**Aim of the task:** Lines containing the word "présidente" are to be located and copied.

**The data:**
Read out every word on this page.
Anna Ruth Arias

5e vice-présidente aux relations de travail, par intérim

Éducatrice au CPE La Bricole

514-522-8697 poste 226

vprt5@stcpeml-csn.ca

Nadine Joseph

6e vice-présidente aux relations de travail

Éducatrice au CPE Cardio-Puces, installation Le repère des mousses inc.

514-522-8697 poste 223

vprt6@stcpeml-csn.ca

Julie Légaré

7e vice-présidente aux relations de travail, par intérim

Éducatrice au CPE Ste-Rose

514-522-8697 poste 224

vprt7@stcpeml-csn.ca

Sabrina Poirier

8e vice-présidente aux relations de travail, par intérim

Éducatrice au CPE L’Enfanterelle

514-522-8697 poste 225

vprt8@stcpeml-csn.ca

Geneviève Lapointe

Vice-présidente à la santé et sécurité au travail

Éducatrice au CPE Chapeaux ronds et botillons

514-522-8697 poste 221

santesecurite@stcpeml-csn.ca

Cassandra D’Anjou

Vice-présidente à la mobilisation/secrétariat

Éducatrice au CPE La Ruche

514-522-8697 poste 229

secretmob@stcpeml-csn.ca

* * *

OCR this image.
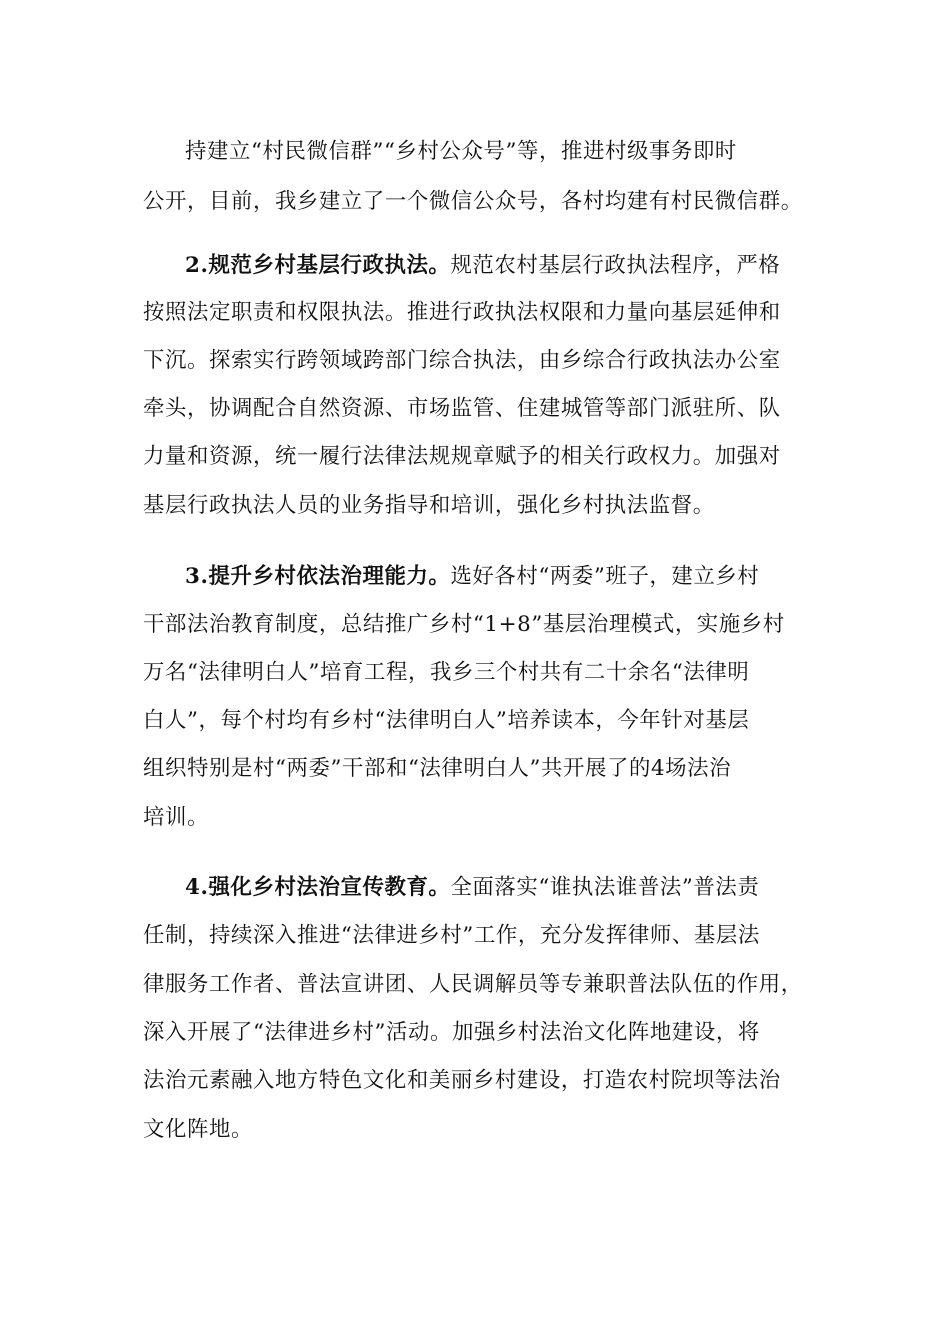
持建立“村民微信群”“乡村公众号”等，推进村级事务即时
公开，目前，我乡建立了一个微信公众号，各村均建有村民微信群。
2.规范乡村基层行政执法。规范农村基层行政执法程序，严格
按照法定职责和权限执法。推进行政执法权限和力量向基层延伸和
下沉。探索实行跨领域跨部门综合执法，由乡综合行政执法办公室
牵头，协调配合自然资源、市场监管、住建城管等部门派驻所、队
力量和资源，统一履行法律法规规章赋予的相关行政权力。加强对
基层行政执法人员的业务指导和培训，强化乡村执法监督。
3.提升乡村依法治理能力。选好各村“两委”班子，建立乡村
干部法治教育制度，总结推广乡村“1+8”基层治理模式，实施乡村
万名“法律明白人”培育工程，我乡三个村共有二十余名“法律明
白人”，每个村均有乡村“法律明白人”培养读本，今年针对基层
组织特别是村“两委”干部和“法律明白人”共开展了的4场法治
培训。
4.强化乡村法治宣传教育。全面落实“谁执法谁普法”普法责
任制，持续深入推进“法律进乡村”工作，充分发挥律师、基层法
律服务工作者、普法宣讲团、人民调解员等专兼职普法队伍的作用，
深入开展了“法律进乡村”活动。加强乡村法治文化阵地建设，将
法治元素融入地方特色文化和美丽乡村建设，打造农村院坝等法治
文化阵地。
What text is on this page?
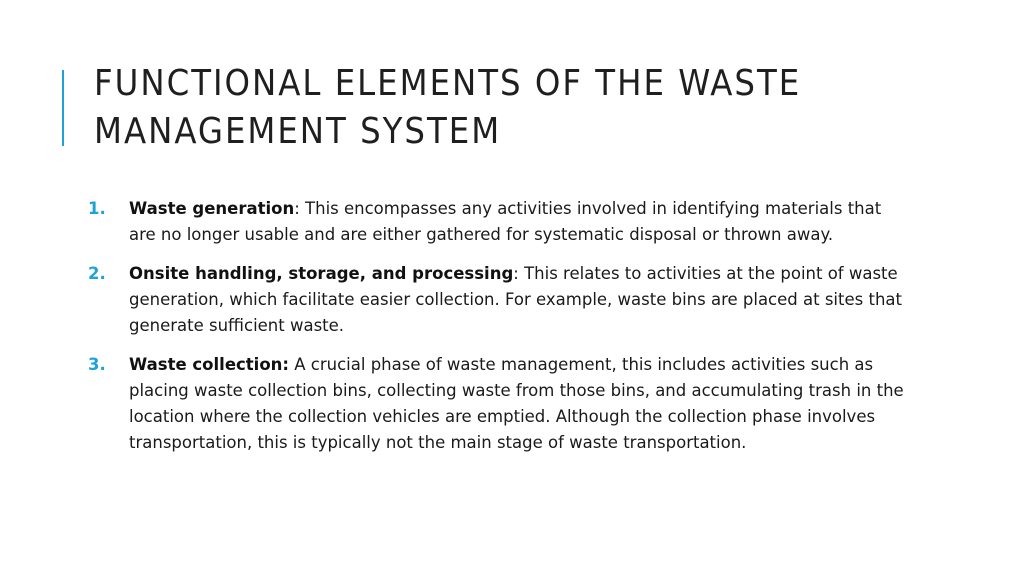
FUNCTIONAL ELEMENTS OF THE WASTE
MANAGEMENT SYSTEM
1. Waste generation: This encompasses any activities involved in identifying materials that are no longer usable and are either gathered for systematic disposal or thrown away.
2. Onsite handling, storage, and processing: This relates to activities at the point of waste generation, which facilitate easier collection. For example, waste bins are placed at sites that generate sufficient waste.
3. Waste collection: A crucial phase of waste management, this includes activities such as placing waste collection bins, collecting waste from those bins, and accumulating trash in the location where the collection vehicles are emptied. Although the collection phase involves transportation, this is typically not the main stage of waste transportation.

**Solution to this task:**
5e vice-présidente aux relations de travail, par intérim
6e vice-présidente aux relations de travail
7e vice-présidente aux relations de travail, par intérim
8e vice-présidente aux relations de travail, par intérim
Vice-présidente à la santé et sécurité au travail
Vice-présidente à la mobilisation/secrétariat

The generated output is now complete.